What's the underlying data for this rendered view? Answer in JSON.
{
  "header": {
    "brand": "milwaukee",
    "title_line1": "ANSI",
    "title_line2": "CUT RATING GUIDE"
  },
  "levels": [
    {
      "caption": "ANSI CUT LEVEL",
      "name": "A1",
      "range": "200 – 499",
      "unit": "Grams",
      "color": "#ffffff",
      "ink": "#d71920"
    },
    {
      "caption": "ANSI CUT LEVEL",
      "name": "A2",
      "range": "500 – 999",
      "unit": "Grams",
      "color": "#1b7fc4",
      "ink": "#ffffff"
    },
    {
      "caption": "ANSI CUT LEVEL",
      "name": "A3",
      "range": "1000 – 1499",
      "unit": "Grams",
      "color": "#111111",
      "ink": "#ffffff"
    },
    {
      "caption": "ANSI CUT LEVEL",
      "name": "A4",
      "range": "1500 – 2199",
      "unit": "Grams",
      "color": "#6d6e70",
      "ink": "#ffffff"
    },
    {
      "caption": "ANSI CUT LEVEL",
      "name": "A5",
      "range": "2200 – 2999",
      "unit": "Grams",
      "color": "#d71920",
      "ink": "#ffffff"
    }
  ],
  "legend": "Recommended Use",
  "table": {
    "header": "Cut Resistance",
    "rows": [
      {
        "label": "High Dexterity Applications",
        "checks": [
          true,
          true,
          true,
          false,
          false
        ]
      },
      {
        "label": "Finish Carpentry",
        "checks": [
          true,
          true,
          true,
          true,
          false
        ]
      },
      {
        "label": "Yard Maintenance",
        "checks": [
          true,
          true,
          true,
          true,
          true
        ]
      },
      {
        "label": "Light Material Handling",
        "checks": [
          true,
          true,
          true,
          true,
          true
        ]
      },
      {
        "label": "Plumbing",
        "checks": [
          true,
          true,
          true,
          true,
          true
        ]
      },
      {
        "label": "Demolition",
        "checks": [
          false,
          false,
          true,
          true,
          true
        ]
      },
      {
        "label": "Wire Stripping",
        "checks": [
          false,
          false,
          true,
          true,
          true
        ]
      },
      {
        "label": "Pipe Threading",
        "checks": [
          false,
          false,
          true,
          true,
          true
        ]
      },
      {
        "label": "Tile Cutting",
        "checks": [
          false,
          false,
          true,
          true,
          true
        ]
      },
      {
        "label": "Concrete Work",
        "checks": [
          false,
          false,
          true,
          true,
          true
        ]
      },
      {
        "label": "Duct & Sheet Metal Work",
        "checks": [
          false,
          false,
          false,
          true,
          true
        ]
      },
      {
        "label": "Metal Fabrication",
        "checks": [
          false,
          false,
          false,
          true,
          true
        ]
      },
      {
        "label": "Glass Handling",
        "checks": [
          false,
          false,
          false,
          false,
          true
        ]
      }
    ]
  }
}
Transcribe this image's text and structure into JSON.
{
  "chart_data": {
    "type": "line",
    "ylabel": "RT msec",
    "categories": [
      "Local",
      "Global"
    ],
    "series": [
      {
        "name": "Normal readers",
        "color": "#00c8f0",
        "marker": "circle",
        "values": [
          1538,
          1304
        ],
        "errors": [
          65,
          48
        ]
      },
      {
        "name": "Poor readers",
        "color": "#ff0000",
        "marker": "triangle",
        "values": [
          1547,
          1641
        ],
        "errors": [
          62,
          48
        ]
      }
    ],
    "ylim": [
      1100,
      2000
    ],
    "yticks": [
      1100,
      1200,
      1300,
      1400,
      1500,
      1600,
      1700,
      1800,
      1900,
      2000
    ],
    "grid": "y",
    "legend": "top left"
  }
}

----------------------------------------

▸ **WHAT THE TASK ASKS**:
In the entries above, locate every line with the word "readers" and copy it.

▸ **OUTPUT**:
        "name": "Normal readers",
        "name": "Poor readers",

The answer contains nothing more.